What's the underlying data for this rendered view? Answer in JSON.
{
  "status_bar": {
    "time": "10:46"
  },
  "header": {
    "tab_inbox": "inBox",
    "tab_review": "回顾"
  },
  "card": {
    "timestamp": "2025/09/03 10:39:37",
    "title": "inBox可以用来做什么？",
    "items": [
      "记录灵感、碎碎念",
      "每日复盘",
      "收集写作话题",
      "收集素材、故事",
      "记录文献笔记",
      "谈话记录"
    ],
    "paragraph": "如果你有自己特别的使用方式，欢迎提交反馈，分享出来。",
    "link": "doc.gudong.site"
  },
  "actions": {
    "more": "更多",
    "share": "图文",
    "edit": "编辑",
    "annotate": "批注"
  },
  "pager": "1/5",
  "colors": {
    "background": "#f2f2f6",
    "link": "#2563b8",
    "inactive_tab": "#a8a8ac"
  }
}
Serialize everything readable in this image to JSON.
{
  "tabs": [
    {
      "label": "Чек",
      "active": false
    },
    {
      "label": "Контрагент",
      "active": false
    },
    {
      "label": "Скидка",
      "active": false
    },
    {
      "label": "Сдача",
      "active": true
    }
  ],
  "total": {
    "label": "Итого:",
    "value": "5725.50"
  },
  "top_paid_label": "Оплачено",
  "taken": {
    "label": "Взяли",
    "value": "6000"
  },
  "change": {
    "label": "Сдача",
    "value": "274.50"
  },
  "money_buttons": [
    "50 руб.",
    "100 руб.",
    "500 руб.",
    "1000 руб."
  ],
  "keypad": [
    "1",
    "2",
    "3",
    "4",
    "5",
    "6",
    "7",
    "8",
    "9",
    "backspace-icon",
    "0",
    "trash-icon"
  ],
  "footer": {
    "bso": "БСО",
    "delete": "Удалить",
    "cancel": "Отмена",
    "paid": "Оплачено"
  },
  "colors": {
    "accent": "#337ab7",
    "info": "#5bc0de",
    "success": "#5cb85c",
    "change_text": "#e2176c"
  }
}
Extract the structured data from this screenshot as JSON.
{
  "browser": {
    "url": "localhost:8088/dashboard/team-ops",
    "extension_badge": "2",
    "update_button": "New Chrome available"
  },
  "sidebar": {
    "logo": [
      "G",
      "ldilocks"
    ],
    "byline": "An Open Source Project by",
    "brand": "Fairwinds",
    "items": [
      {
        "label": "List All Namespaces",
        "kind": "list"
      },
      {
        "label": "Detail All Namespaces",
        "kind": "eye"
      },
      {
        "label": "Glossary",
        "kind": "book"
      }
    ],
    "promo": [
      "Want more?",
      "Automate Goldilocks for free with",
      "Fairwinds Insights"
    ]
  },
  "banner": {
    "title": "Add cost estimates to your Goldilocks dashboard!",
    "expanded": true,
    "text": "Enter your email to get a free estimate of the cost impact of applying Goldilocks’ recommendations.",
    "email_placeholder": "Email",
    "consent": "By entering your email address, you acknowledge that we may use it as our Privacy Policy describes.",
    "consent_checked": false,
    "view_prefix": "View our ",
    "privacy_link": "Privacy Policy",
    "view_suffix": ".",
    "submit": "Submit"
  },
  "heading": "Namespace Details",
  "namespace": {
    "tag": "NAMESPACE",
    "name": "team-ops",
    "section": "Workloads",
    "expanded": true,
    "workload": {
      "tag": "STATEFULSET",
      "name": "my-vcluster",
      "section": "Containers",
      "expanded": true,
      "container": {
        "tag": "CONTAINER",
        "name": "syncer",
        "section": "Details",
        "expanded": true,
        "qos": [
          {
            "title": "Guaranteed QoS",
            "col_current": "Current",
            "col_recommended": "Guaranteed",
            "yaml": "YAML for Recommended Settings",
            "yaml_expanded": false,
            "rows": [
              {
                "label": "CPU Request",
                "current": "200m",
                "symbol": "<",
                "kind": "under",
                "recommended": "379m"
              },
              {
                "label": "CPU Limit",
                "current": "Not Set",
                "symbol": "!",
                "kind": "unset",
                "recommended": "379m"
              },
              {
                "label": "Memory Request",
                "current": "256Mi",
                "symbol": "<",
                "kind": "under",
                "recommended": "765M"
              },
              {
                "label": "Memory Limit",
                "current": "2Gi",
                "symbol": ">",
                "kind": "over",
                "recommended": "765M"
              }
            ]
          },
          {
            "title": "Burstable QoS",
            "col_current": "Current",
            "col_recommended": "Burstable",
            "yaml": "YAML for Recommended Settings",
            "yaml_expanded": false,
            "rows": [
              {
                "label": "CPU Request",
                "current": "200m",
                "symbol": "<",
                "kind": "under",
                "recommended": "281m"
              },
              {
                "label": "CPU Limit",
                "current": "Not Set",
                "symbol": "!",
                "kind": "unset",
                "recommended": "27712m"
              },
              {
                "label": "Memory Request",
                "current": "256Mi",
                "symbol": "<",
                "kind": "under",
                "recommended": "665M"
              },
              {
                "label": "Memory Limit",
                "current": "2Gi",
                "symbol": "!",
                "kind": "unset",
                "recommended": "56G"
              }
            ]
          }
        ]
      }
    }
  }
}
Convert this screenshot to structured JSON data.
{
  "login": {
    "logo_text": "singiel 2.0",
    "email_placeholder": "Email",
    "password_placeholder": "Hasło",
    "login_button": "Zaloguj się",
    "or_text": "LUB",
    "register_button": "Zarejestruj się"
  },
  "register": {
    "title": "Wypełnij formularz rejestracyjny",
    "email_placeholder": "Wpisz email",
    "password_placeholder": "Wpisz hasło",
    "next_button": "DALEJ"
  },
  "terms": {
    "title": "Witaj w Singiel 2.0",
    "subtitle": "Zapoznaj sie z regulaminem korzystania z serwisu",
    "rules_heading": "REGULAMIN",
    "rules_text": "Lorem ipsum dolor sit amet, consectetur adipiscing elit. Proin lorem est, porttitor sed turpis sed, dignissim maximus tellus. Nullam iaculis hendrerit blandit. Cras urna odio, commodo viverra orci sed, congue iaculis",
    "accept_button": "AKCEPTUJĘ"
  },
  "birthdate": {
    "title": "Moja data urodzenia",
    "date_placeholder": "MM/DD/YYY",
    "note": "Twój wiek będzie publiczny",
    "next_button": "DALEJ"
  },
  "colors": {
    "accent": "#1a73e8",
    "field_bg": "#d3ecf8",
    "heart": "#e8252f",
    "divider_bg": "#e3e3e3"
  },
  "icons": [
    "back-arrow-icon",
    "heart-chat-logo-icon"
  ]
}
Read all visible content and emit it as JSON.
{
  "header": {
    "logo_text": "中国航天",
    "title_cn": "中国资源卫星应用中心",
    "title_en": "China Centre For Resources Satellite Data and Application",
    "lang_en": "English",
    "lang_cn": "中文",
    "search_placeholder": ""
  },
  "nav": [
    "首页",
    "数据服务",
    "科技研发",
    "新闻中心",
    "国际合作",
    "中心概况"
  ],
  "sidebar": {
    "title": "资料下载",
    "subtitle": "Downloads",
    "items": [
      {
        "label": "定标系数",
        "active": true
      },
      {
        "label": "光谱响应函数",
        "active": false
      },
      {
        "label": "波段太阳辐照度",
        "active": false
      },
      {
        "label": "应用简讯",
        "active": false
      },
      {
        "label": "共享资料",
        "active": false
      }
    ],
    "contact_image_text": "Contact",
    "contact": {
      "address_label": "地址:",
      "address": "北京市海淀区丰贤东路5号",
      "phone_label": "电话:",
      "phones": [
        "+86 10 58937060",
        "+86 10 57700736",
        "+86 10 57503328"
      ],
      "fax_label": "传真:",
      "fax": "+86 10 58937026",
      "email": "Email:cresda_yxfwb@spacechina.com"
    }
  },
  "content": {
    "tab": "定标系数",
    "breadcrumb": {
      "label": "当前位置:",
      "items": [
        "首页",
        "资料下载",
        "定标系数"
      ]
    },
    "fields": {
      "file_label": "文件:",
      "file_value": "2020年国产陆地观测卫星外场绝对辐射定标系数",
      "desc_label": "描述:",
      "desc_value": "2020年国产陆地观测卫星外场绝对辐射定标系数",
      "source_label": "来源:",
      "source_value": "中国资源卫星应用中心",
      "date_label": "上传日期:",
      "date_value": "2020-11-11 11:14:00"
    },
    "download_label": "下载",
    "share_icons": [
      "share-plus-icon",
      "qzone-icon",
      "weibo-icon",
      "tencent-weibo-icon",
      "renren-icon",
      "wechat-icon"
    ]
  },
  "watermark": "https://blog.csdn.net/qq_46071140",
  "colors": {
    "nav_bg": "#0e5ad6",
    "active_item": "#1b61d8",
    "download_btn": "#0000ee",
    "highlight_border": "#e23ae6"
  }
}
━━━━━━━━━━━━━━━━━━━━
Copy every line in the entries above that has the string "free" in it.

      "Automate Goldilocks for free with",
    "text": "Enter your email to get a free estimate of the cost impact of applying Goldilocks’ recommendations.",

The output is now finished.